(GIVEN INSTRUCTION) Exactly as written, print each record in the listing.

++++ RECORDS FOR PROCESSING ++++

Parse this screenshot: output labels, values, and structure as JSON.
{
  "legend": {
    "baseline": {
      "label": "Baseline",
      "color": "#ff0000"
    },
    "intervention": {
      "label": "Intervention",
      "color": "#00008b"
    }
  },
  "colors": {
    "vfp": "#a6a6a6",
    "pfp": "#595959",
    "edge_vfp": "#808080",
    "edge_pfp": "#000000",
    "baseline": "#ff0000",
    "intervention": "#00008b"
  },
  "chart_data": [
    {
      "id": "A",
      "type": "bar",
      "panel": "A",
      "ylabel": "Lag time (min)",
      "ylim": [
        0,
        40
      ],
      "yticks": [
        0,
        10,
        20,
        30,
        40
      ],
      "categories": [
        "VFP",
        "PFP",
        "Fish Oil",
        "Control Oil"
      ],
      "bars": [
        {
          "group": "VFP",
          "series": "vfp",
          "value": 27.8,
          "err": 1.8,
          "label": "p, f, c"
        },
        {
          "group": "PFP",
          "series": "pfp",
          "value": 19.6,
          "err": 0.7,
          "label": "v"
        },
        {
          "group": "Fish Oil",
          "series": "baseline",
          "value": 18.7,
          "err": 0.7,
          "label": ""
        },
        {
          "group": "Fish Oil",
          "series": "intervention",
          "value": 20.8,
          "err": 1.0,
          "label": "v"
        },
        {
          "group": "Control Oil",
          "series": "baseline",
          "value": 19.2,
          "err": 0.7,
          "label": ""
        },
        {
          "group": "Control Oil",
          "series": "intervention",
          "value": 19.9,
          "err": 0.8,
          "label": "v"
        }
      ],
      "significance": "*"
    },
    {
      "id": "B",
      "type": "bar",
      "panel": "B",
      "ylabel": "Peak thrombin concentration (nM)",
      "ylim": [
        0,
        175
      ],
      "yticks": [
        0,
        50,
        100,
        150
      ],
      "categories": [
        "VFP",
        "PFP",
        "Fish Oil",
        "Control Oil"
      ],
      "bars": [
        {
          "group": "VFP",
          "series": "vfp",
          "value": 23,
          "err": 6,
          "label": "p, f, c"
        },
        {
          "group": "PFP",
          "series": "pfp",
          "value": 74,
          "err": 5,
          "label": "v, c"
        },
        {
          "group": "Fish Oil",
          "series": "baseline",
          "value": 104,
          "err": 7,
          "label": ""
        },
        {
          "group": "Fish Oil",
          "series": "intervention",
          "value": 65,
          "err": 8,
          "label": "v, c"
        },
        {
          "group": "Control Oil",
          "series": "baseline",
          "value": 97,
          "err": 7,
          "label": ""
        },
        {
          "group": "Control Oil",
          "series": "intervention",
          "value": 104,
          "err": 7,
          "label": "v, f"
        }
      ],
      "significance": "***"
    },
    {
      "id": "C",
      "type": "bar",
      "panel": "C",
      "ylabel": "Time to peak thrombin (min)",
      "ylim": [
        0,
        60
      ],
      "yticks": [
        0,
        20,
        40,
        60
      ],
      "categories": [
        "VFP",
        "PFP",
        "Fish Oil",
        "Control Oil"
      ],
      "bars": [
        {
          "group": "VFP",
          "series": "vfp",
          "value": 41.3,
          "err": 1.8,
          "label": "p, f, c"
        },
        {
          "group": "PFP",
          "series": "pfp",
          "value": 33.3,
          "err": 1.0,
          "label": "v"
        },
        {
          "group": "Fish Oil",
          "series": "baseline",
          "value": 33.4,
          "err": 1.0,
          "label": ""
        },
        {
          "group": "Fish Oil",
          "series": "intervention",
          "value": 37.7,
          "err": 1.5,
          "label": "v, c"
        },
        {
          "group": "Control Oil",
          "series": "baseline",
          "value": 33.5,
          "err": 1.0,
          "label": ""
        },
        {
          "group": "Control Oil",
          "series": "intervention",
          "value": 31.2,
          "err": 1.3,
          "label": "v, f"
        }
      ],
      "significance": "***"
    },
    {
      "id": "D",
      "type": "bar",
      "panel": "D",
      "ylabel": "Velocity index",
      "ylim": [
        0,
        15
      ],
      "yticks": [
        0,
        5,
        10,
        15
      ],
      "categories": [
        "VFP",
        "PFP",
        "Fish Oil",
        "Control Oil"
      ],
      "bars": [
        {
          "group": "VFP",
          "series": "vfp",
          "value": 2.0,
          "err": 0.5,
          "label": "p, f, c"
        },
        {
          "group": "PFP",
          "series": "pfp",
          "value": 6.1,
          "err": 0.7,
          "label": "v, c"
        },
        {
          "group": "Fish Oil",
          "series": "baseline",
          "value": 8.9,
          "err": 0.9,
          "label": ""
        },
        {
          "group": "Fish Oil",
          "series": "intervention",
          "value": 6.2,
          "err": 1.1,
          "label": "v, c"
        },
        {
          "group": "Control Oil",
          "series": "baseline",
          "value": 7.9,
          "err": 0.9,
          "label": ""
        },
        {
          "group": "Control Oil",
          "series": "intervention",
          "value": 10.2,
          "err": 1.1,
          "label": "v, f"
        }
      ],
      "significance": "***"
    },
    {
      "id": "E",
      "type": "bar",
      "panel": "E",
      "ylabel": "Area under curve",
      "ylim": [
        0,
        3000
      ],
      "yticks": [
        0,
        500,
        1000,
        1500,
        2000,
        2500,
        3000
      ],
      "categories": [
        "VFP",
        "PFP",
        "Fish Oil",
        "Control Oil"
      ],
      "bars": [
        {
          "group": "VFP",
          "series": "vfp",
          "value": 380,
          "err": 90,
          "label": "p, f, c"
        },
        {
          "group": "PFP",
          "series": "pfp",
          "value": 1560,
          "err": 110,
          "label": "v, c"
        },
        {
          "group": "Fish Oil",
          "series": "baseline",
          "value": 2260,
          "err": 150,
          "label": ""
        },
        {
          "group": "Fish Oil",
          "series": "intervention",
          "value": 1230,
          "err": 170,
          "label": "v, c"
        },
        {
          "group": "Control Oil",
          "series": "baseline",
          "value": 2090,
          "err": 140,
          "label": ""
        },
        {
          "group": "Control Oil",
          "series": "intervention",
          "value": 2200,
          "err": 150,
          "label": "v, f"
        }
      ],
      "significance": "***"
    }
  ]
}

++++

(SOLUTION FOR THIS EXERCISE)
Parse this screenshot: output labels, values, and structure as JSON.
{
  "legend": {
    "baseline": {
      "label": "Baseline",
      "color": "#ff0000"
    },
    "intervention": {
      "label": "Intervention",
      "color": "#00008b"
    }
  },
  "colors": {
    "vfp": "#a6a6a6",
    "pfp": "#595959",
    "edge_vfp": "#808080",
    "edge_pfp": "#000000",
    "baseline": "#ff0000",
    "intervention": "#00008b"
  },
  "chart_data": [
    {
      "id": "A",
      "type": "bar",
      "panel": "A",
      "ylabel": "Lag time (min)",
      "ylim": [
        0,
        40
      ],
      "yticks": [
        0,
        10,
        20,
        30,
        40
      ],
      "categories": [
        "VFP",
        "PFP",
        "Fish Oil",
        "Control Oil"
      ],
      "bars": [
        {
          "group": "VFP",
          "series": "vfp",
          "value": 27.8,
          "err": 1.8,
          "label": "p, f, c"
        },
        {
          "group": "PFP",
          "series": "pfp",
          "value": 19.6,
          "err": 0.7,
          "label": "v"
        },
        {
          "group": "Fish Oil",
          "series": "baseline",
          "value": 18.7,
          "err": 0.7,
          "label": ""
        },
        {
          "group": "Fish Oil",
          "series": "intervention",
          "value": 20.8,
          "err": 1.0,
          "label": "v"
        },
        {
          "group": "Control Oil",
          "series": "baseline",
          "value": 19.2,
          "err": 0.7,
          "label": ""
        },
        {
          "group": "Control Oil",
          "series": "intervention",
          "value": 19.9,
          "err": 0.8,
          "label": "v"
        }
      ],
      "significance": "*"
    },
    {
      "id": "B",
      "type": "bar",
      "panel": "B",
      "ylabel": "Peak thrombin concentration (nM)",
      "ylim": [
        0,
        175
      ],
      "yticks": [
        0,
        50,
        100,
        150
      ],
      "categories": [
        "VFP",
        "PFP",
        "Fish Oil",
        "Control Oil"
      ],
      "bars": [
        {
          "group": "VFP",
          "series": "vfp",
          "value": 23,
          "err": 6,
          "label": "p, f, c"
        },
        {
          "group": "PFP",
          "series": "pfp",
          "value": 74,
          "err": 5,
          "label": "v, c"
        },
        {
          "group": "Fish Oil",
          "series": "baseline",
          "value": 104,
          "err": 7,
          "label": ""
        },
        {
          "group": "Fish Oil",
          "series": "intervention",
          "value": 65,
          "err": 8,
          "label": "v, c"
        },
        {
          "group": "Control Oil",
          "series": "baseline",
          "value": 97,
          "err": 7,
          "label": ""
        },
        {
          "group": "Control Oil",
          "series": "intervention",
          "value": 104,
          "err": 7,
          "label": "v, f"
        }
      ],
      "significance": "***"
    },
    {
      "id": "C",
      "type": "bar",
      "panel": "C",
      "ylabel": "Time to peak thrombin (min)",
      "ylim": [
        0,
        60
      ],
      "yticks": [
        0,
        20,
        40,
        60
      ],
      "categories": [
        "VFP",
        "PFP",
        "Fish Oil",
        "Control Oil"
      ],
      "bars": [
        {
          "group": "VFP",
          "series": "vfp",
          "value": 41.3,
          "err": 1.8,
          "label": "p, f, c"
        },
        {
          "group": "PFP",
          "series": "pfp",
          "value": 33.3,
          "err": 1.0,
          "label": "v"
        },
        {
          "group": "Fish Oil",
          "series": "baseline",
          "value": 33.4,
          "err": 1.0,
          "label": ""
        },
        {
          "group": "Fish Oil",
          "series": "intervention",
          "value": 37.7,
          "err": 1.5,
          "label": "v, c"
        },
        {
          "group": "Control Oil",
          "series": "baseline",
          "value": 33.5,
          "err": 1.0,
          "label": ""
        },
        {
          "group": "Control Oil",
          "series": "intervention",
          "value": 31.2,
          "err": 1.3,
          "label": "v, f"
        }
      ],
      "significance": "***"
    },
    {
      "id": "D",
      "type": "bar",
      "panel": "D",
      "ylabel": "Velocity index",
      "ylim": [
        0,
        15
      ],
      "yticks": [
        0,
        5,
        10,
        15
      ],
      "categories": [
        "VFP",
        "PFP",
        "Fish Oil",
        "Control Oil"
      ],
      "bars": [
        {
          "group": "VFP",
          "series": "vfp",
          "value": 2.0,
          "err": 0.5,
          "label": "p, f, c"
        },
        {
          "group": "PFP",
          "series": "pfp",
          "value": 6.1,
          "err": 0.7,
          "label": "v, c"
        },
        {
          "group": "Fish Oil",
          "series": "baseline",
          "value": 8.9,
          "err": 0.9,
          "label": ""
        },
        {
          "group": "Fish Oil",
          "series": "intervention",
          "value": 6.2,
          "err": 1.1,
          "label": "v, c"
        },
        {
          "group": "Control Oil",
          "series": "baseline",
          "value": 7.9,
          "err": 0.9,
          "label": ""
        },
        {
          "group": "Control Oil",
          "series": "intervention",
          "value": 10.2,
          "err": 1.1,
          "label": "v, f"
        }
      ],
      "significance": "***"
    },
    {
      "id": "E",
      "type": "bar",
      "panel": "E",
      "ylabel": "Area under curve",
      "ylim": [
        0,
        3000
      ],
      "yticks": [
        0,
        500,
        1000,
        1500,
        2000,
        2500,
        3000
      ],
      "categories": [
        "VFP",
        "PFP",
        "Fish Oil",
        "Control Oil"
      ],
      "bars": [
        {
          "group": "VFP",
          "series": "vfp",
          "value": 380,
          "err": 90,
          "label": "p, f, c"
        },
        {
          "group": "PFP",
          "series": "pfp",
          "value": 1560,
          "err": 110,
          "label": "v, c"
        },
        {
          "group": "Fish Oil",
          "series": "baseline",
          "value": 2260,
          "err": 150,
          "label": ""
        },
        {
          "group": "Fish Oil",
          "series": "intervention",
          "value": 1230,
          "err": 170,
          "label": "v, c"
        },
        {
          "group": "Control Oil",
          "series": "baseline",
          "value": 2090,
          "err": 140,
          "label": ""
        },
        {
          "group": "Control Oil",
          "series": "intervention",
          "value": 2200,
          "err": 150,
          "label": "v, f"
        }
      ],
      "significance": "***"
    }
  ]
}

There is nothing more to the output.